[Begin Extracted records]

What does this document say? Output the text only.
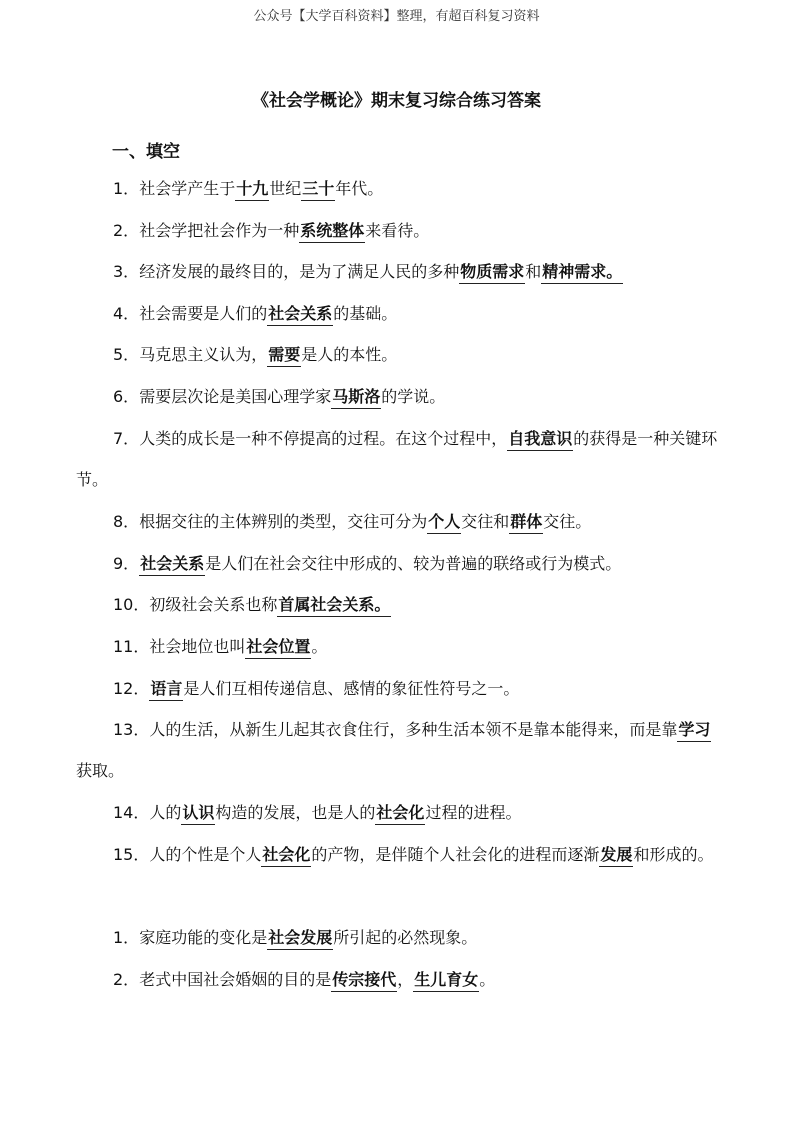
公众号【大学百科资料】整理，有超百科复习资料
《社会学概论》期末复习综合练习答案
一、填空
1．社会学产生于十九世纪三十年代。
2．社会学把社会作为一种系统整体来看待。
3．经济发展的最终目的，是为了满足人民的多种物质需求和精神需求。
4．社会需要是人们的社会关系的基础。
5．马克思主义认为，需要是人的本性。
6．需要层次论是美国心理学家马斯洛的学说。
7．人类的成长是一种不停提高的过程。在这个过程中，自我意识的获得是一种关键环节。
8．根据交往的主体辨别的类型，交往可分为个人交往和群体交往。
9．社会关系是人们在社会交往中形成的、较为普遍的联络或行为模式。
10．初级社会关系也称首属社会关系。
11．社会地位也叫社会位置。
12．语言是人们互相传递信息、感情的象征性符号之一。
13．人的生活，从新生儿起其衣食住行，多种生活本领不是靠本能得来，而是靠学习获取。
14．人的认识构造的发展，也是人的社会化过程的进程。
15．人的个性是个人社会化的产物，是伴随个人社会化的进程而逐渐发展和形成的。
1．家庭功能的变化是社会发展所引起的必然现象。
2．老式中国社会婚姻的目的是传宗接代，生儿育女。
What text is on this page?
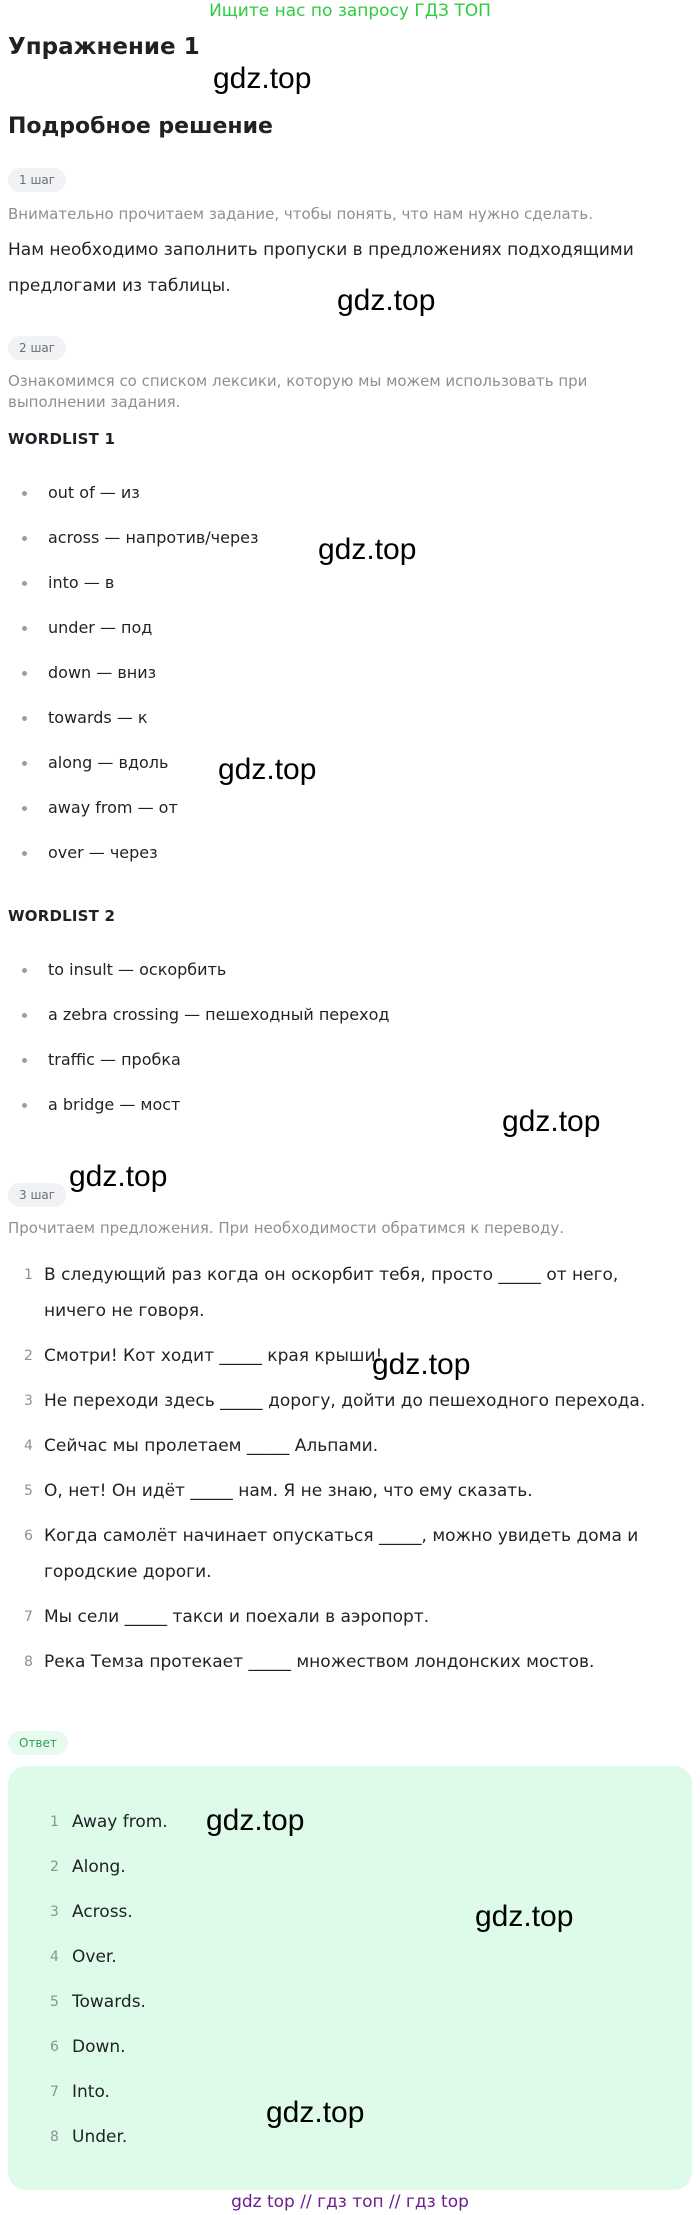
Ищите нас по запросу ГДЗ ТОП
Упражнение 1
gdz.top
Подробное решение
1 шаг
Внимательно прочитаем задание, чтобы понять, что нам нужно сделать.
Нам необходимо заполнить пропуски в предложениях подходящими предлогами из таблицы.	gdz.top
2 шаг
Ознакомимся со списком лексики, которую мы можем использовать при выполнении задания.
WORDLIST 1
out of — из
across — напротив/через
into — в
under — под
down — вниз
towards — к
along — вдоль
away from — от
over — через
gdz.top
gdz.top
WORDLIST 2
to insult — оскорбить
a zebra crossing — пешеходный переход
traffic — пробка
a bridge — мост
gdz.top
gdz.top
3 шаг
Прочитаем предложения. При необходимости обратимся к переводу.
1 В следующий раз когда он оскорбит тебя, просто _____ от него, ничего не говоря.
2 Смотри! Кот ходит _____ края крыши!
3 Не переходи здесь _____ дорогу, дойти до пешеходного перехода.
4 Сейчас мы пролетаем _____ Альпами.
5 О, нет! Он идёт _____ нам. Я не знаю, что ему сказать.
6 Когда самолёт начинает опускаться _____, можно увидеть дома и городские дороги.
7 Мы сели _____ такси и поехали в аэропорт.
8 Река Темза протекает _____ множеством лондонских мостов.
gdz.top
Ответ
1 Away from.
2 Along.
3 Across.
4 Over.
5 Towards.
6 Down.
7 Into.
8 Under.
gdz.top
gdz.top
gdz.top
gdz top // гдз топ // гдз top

[End Extracted records]

### What you will do
Please copy exactly the lines from the one containing "What text is on this page?" through the last line of the records above, both included, and leave out any pictures.

### Reply to the exercise
What text is on this page?
Ищите нас по запросу ГДЗ ТОП
Упражнение 1
gdz.top
Подробное решение
1 шаг
Внимательно прочитаем задание, чтобы понять, что нам нужно сделать.
Нам необходимо заполнить пропуски в предложениях подходящими предлогами из таблицы.	gdz.top
2 шаг
Ознакомимся со списком лексики, которую мы можем использовать при выполнении задания.
WORDLIST 1
out of — из
across — напротив/через
into — в
under — под
down — вниз
towards — к
along — вдоль
away from — от
over — через
gdz.top
gdz.top
WORDLIST 2
to insult — оскорбить
a zebra crossing — пешеходный переход
traffic — пробка
a bridge — мост
gdz.top
gdz.top
3 шаг
Прочитаем предложения. При необходимости обратимся к переводу.
1 В следующий раз когда он оскорбит тебя, просто _____ от него, ничего не говоря.
2 Смотри! Кот ходит _____ края крыши!
3 Не переходи здесь _____ дорогу, дойти до пешеходного перехода.
4 Сейчас мы пролетаем _____ Альпами.
5 О, нет! Он идёт _____ нам. Я не знаю, что ему сказать.
6 Когда самолёт начинает опускаться _____, можно увидеть дома и городские дороги.
7 Мы сели _____ такси и поехали в аэропорт.
8 Река Темза протекает _____ множеством лондонских мостов.
gdz.top
Ответ
1 Away from.
2 Along.
3 Across.
4 Over.
5 Towards.
6 Down.
7 Into.
8 Under.
gdz.top
gdz.top
gdz.top
gdz top // гдз топ // гдз top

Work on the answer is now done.